### Stored data
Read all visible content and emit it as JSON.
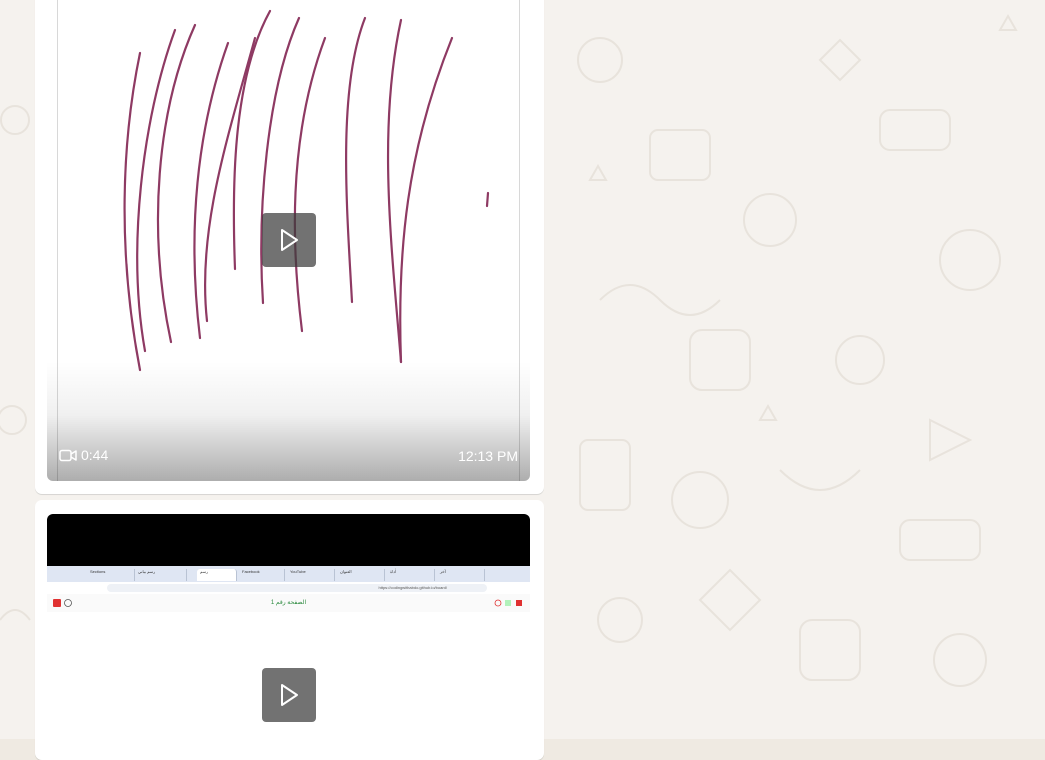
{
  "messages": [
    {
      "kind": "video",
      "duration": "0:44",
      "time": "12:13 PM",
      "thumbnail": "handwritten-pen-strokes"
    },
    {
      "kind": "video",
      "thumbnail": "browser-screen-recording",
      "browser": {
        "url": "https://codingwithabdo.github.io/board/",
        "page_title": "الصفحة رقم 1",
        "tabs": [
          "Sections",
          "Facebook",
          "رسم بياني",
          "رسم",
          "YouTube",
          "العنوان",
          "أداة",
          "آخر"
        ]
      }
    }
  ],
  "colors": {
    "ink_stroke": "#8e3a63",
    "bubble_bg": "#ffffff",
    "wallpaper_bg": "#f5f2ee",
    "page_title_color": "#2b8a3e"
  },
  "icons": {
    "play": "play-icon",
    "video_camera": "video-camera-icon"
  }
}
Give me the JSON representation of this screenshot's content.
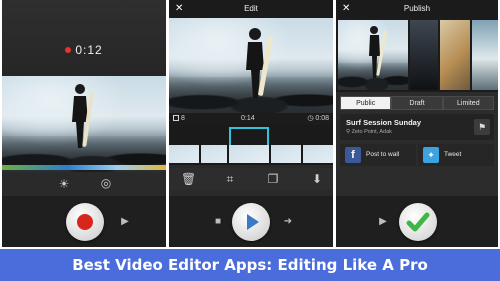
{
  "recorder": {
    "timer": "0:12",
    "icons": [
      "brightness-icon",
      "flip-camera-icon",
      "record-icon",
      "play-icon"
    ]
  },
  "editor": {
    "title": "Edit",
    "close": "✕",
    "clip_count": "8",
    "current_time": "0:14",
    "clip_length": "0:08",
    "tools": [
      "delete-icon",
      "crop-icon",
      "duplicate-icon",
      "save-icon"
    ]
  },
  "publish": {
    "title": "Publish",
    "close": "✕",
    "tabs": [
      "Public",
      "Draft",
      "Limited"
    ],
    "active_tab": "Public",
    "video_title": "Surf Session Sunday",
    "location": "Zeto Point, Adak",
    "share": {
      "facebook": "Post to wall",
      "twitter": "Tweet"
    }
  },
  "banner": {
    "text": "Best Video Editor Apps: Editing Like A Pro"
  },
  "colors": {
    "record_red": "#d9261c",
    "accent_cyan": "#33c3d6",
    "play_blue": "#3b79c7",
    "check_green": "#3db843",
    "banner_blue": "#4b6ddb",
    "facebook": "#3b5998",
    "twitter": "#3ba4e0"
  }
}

### Instructions to follow
Retype every record above exactly as written, but leave out the pictures.

### Task solution
Read all visible content and emit it as JSON.
{
  "messages": [
    {
      "kind": "video",
      "duration": "0:44",
      "time": "12:13 PM",
      "thumbnail": "handwritten-pen-strokes"
    },
    {
      "kind": "video",
      "thumbnail": "browser-screen-recording",
      "browser": {
        "url": "https://codingwithabdo.github.io/board/",
        "page_title": "الصفحة رقم 1",
        "tabs": [
          "Sections",
          "Facebook",
          "رسم بياني",
          "رسم",
          "YouTube",
          "العنوان",
          "أداة",
          "آخر"
        ]
      }
    }
  ],
  "colors": {
    "ink_stroke": "#8e3a63",
    "bubble_bg": "#ffffff",
    "wallpaper_bg": "#f5f2ee",
    "page_title_color": "#2b8a3e"
  },
  "icons": {
    "play": "play-icon",
    "video_camera": "video-camera-icon"
  }
}
Give me the JSON representation of this screenshot's content.
{
  "recorder": {
    "timer": "0:12",
    "icons": [
      "brightness-icon",
      "flip-camera-icon",
      "record-icon",
      "play-icon"
    ]
  },
  "editor": {
    "title": "Edit",
    "close": "✕",
    "clip_count": "8",
    "current_time": "0:14",
    "clip_length": "0:08",
    "tools": [
      "delete-icon",
      "crop-icon",
      "duplicate-icon",
      "save-icon"
    ]
  },
  "publish": {
    "title": "Publish",
    "close": "✕",
    "tabs": [
      "Public",
      "Draft",
      "Limited"
    ],
    "active_tab": "Public",
    "video_title": "Surf Session Sunday",
    "location": "Zeto Point, Adak",
    "share": {
      "facebook": "Post to wall",
      "twitter": "Tweet"
    }
  },
  "banner": {
    "text": "Best Video Editor Apps: Editing Like A Pro"
  },
  "colors": {
    "record_red": "#d9261c",
    "accent_cyan": "#33c3d6",
    "play_blue": "#3b79c7",
    "check_green": "#3db843",
    "banner_blue": "#4b6ddb",
    "facebook": "#3b5998",
    "twitter": "#3ba4e0"
  }
}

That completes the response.